▶ **ENTRIES SUPPLIED**:
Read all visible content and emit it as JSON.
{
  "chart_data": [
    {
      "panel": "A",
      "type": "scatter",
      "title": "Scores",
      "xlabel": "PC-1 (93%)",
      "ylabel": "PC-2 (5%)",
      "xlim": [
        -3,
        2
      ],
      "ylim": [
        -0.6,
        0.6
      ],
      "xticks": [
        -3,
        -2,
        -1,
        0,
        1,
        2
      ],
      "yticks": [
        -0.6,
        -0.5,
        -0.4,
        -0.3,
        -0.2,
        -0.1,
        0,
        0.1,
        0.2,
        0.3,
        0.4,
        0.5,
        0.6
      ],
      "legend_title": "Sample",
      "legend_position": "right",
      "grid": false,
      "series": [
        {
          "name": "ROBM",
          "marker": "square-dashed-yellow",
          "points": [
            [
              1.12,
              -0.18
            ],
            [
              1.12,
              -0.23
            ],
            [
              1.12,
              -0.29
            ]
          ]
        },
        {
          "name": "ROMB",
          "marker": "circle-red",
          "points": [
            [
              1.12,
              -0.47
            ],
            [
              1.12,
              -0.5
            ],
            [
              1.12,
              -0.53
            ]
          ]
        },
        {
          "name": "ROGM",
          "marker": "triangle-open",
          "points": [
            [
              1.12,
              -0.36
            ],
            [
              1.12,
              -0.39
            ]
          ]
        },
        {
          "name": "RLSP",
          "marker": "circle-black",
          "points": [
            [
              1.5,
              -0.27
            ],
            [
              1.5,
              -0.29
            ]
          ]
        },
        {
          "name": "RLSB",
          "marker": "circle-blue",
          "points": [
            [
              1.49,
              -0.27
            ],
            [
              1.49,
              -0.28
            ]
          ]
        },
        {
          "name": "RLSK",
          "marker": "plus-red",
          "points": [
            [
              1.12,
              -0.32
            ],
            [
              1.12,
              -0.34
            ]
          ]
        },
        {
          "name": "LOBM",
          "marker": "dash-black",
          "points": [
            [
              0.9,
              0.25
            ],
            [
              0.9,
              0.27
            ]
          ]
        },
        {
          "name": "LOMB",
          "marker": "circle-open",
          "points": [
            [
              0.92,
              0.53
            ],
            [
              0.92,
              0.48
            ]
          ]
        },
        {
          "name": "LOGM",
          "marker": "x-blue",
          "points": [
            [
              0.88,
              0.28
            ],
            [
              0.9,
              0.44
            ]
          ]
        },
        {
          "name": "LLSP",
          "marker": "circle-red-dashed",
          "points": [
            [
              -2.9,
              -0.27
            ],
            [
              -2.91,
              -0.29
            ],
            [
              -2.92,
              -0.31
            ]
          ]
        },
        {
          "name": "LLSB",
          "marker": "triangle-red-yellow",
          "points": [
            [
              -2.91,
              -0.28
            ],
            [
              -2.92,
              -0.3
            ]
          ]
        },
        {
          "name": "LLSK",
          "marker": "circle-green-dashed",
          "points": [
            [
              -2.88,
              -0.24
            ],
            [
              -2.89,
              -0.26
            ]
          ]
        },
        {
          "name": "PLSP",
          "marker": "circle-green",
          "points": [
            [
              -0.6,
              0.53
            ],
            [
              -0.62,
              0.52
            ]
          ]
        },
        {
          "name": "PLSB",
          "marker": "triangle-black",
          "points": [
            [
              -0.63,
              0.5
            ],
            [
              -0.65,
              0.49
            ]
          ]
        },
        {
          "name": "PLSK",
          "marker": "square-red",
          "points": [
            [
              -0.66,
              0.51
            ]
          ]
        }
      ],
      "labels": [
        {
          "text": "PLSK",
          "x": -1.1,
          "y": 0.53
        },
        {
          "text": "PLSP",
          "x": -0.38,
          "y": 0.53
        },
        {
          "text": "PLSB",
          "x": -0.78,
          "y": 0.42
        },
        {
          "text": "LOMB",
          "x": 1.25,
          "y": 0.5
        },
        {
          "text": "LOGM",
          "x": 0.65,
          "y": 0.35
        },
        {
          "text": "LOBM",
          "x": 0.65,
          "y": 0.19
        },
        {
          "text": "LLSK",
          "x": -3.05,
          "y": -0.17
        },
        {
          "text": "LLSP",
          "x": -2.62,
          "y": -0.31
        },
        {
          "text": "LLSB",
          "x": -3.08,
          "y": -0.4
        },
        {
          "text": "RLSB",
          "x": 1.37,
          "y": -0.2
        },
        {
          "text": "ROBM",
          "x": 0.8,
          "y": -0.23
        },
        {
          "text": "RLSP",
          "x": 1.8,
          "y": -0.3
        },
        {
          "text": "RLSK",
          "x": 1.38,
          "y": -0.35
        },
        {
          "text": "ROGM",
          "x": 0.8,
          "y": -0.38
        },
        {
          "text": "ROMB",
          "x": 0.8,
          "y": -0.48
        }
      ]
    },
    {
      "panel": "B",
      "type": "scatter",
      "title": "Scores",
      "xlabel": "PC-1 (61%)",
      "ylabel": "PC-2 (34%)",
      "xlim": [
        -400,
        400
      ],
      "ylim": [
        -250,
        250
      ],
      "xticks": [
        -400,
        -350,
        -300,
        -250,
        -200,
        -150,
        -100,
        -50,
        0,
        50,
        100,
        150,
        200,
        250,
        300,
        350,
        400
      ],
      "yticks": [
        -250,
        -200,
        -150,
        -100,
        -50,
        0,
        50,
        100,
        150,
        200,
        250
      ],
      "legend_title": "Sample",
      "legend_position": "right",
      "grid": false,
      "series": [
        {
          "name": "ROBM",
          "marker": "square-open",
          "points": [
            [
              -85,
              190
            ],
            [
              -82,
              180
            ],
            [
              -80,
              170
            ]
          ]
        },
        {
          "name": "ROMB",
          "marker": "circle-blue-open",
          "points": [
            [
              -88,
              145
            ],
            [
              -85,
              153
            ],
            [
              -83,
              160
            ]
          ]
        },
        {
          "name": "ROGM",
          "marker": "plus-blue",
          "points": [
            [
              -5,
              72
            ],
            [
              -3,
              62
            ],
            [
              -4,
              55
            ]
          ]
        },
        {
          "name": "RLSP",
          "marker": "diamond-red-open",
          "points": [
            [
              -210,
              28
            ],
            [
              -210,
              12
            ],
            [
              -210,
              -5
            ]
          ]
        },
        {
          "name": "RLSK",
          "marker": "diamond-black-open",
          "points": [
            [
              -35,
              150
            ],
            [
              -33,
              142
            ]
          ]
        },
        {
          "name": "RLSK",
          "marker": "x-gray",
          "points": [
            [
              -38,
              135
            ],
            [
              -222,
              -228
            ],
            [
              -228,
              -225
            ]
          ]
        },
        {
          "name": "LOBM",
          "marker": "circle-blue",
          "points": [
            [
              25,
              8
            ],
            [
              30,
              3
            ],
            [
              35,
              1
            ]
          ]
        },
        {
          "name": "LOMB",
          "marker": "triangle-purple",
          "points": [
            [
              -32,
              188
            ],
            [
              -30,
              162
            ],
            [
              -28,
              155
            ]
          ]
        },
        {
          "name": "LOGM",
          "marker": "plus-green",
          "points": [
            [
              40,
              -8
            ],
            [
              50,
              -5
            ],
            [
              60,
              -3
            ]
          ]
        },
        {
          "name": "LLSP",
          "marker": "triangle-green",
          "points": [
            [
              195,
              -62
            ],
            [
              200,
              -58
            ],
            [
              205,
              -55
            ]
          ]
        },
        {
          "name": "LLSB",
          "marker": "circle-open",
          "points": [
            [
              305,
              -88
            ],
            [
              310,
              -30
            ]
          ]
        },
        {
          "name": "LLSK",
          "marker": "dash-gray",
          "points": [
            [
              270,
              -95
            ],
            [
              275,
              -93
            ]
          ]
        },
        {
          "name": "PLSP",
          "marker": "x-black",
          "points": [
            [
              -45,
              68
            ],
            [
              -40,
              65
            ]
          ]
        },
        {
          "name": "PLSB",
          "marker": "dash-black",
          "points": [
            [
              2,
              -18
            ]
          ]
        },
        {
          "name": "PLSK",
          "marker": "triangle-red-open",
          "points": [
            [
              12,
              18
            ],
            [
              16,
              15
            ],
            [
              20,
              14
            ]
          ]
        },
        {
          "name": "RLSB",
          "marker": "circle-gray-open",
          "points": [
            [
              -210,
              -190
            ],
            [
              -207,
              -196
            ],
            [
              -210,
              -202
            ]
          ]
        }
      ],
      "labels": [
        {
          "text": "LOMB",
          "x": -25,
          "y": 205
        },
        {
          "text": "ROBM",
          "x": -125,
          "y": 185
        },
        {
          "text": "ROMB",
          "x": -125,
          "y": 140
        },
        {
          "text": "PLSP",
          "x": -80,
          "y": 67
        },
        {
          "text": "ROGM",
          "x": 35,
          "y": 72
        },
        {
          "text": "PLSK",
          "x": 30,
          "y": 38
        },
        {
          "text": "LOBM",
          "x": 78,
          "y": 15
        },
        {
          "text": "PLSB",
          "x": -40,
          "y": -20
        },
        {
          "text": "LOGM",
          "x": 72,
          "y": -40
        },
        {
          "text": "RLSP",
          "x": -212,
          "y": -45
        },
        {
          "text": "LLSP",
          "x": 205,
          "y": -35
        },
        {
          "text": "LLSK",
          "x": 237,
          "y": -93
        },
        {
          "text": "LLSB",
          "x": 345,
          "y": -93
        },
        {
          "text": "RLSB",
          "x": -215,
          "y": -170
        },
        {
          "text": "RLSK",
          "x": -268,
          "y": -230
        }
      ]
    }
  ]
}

▶ **TASK GOAL**: Each line that holds the word "blue" should be extracted from the records.

▶ **FULL ANSWER**:
          "marker": "circle-blue",
          "marker": "x-blue",
          "marker": "circle-blue-open",
          "marker": "plus-blue",
          "marker": "circle-blue",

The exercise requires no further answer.